- _Goal_: Find the lines below that contain the string "placeholder". Copy each one.

- _Material for this exercise_:
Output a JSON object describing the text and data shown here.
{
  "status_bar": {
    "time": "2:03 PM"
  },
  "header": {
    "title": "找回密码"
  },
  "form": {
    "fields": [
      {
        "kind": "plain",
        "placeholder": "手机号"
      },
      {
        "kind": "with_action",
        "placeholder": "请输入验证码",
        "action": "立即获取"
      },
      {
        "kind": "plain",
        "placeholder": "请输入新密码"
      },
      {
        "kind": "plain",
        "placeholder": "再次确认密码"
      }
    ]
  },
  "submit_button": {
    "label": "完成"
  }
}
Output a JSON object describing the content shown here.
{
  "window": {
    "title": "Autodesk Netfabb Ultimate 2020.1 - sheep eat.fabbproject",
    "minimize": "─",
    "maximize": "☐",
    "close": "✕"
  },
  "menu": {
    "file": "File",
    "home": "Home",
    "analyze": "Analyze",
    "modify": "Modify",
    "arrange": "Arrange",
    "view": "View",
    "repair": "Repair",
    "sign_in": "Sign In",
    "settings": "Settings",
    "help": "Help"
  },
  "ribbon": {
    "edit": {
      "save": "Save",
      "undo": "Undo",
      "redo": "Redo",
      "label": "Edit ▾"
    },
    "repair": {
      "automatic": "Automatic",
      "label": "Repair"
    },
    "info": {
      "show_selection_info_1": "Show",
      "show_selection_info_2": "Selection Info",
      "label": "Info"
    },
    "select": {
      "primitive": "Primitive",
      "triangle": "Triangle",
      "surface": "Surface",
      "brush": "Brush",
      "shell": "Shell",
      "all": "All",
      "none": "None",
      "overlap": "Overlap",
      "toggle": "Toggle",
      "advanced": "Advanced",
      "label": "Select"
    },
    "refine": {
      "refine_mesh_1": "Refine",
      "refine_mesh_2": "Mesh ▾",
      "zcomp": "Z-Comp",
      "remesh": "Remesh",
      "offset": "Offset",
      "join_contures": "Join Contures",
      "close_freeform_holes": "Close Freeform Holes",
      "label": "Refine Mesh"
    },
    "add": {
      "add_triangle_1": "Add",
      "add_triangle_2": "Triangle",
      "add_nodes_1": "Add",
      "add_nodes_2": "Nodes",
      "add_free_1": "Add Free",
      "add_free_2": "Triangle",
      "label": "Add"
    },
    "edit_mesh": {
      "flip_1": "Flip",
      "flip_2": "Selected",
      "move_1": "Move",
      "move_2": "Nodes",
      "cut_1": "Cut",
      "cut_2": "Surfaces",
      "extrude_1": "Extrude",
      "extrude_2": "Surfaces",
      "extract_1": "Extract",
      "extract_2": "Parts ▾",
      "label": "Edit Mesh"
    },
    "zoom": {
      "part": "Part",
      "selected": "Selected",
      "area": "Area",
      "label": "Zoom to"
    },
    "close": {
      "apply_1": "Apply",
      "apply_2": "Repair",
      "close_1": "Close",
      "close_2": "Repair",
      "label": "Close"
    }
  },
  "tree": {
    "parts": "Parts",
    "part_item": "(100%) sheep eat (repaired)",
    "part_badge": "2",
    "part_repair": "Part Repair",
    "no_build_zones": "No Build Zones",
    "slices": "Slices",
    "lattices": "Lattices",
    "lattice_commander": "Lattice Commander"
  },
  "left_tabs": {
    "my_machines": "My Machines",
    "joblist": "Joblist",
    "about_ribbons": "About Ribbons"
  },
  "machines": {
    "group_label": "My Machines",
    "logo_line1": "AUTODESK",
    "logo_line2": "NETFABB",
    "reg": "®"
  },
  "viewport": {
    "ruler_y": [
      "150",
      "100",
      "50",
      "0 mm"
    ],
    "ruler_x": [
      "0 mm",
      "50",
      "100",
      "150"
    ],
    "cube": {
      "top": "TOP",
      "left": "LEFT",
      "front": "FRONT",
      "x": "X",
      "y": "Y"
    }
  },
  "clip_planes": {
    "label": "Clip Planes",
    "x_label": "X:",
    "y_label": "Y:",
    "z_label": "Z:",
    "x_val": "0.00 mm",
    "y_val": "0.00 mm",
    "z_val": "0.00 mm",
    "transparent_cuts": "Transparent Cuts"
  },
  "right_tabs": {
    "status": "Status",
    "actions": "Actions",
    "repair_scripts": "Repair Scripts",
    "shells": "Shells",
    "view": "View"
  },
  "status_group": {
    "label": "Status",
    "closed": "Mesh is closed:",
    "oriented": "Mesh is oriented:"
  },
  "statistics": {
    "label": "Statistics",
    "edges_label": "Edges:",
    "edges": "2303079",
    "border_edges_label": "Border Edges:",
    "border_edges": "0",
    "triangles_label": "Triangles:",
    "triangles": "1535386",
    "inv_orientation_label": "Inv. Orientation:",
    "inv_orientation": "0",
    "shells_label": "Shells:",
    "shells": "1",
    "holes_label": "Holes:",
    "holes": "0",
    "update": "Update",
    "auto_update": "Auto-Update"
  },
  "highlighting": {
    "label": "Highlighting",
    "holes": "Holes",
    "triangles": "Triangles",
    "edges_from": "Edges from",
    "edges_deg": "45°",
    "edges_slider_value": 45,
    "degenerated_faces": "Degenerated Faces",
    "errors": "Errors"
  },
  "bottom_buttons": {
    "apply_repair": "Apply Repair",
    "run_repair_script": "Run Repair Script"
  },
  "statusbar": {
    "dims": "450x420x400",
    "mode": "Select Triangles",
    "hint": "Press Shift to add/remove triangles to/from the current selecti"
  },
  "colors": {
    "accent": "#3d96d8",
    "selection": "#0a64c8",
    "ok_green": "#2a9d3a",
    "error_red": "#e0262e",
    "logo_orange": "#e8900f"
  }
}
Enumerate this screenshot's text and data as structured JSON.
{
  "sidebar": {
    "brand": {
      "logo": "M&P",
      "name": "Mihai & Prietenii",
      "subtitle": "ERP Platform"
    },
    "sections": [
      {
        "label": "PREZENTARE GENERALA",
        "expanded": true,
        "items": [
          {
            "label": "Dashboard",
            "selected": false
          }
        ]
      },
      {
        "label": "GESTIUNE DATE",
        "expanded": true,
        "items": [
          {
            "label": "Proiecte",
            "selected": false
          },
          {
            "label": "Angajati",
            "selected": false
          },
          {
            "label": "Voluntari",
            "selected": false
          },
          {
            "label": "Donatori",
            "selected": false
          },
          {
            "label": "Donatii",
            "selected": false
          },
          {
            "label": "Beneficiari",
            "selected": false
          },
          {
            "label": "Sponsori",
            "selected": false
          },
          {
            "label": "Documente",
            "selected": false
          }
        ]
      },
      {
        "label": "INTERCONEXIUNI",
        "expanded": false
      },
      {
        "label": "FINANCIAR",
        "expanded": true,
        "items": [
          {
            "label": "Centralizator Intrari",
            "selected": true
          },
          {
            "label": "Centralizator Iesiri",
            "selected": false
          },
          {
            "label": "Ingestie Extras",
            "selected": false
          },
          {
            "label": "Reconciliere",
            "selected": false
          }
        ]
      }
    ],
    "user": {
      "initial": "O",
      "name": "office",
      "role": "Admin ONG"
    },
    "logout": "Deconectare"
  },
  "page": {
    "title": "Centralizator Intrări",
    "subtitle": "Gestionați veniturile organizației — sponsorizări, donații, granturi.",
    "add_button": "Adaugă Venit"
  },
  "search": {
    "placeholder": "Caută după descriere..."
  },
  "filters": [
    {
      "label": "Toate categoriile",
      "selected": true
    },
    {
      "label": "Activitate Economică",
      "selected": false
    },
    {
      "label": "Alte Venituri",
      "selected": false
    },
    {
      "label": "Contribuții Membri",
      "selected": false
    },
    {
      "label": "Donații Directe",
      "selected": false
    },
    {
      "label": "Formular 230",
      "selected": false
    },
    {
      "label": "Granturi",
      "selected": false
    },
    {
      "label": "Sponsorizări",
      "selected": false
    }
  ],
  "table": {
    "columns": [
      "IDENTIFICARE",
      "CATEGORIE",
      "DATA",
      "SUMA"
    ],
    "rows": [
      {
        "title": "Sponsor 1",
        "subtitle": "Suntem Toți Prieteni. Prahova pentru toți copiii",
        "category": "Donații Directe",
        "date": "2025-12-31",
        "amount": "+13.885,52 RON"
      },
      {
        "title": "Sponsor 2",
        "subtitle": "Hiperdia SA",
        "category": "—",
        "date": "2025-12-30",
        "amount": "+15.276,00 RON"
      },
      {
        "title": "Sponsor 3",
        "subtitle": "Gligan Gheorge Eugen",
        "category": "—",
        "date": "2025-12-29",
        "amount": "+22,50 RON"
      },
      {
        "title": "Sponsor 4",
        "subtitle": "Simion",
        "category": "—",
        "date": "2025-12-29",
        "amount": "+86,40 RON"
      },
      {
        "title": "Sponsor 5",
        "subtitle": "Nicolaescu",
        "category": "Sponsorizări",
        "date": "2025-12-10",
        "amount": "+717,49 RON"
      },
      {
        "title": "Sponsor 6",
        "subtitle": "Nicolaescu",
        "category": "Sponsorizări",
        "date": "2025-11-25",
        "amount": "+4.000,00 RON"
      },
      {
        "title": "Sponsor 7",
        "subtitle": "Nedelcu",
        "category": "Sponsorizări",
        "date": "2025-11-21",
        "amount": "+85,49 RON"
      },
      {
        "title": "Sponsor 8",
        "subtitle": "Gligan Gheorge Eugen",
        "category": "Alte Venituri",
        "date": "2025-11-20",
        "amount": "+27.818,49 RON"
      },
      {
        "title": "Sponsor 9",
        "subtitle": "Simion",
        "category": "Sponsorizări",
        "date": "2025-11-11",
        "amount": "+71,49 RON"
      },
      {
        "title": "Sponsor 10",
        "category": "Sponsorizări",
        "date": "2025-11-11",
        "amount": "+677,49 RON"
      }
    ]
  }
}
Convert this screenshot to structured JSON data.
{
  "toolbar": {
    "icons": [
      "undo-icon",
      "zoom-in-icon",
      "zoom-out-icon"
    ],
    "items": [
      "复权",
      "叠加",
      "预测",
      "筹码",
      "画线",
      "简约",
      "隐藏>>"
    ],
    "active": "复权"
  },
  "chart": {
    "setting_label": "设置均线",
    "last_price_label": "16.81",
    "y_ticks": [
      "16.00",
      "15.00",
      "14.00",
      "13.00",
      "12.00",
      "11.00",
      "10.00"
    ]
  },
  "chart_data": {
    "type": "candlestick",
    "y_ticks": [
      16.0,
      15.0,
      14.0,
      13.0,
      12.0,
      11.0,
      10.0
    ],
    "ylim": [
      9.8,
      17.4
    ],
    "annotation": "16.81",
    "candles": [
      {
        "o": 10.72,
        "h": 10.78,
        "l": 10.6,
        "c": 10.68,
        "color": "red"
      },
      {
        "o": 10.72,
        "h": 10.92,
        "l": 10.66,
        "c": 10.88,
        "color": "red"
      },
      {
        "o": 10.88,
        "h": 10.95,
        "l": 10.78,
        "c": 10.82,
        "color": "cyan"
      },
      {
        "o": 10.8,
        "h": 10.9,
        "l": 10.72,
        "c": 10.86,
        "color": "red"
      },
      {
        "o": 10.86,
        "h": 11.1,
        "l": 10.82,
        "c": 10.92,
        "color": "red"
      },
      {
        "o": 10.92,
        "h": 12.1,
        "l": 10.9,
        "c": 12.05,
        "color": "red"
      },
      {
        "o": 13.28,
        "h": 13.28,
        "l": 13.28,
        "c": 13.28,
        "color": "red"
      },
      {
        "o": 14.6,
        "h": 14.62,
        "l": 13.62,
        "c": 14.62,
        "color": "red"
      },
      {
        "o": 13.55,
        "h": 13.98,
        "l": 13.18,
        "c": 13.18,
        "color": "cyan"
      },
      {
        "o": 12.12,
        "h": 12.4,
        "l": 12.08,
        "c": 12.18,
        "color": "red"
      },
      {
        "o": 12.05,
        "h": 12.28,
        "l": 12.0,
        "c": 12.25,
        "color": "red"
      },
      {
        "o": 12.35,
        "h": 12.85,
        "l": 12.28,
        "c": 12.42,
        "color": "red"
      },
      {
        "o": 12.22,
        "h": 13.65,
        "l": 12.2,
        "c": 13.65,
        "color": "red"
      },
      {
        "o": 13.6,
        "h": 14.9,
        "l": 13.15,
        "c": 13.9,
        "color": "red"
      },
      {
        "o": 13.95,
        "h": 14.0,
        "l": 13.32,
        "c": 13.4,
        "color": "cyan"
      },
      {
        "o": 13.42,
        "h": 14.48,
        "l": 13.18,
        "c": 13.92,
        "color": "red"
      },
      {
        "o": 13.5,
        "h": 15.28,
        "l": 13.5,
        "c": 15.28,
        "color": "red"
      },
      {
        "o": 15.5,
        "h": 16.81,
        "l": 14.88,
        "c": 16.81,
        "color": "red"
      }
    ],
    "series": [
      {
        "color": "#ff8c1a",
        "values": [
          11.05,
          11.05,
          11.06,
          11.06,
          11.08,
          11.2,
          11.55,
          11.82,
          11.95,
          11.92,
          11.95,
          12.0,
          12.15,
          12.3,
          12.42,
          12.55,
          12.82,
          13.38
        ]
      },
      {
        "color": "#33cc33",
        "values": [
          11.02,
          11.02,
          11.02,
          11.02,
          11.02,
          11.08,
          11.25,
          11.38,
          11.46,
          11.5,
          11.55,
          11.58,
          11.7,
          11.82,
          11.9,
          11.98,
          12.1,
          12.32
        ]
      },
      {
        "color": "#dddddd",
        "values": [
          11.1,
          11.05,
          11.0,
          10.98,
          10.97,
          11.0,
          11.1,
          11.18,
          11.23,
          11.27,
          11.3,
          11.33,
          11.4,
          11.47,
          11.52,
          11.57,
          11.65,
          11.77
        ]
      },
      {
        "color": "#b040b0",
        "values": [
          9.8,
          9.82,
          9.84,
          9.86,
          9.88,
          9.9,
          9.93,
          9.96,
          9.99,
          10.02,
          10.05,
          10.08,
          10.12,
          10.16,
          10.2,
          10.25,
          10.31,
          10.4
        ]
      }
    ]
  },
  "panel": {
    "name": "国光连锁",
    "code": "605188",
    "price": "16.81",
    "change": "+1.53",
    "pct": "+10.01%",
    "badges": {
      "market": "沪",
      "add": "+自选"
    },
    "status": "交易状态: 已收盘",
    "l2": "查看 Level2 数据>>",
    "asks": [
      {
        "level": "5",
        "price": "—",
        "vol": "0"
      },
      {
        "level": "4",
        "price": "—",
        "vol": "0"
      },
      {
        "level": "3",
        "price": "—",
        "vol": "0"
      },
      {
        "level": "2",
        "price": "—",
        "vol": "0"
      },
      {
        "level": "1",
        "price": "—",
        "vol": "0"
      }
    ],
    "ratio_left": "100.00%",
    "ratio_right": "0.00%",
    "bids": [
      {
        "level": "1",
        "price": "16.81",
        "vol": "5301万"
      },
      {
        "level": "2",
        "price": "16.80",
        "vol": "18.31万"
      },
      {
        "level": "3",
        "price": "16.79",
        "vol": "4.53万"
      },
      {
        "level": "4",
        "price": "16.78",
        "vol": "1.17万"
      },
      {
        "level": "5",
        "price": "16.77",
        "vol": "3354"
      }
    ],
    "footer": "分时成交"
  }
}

- _Result for this task_:
        "placeholder": "手机号"
        "placeholder": "请输入验证码",
        "placeholder": "请输入新密码"
        "placeholder": "再次确认密码"
    "placeholder": "Caută după descriere..."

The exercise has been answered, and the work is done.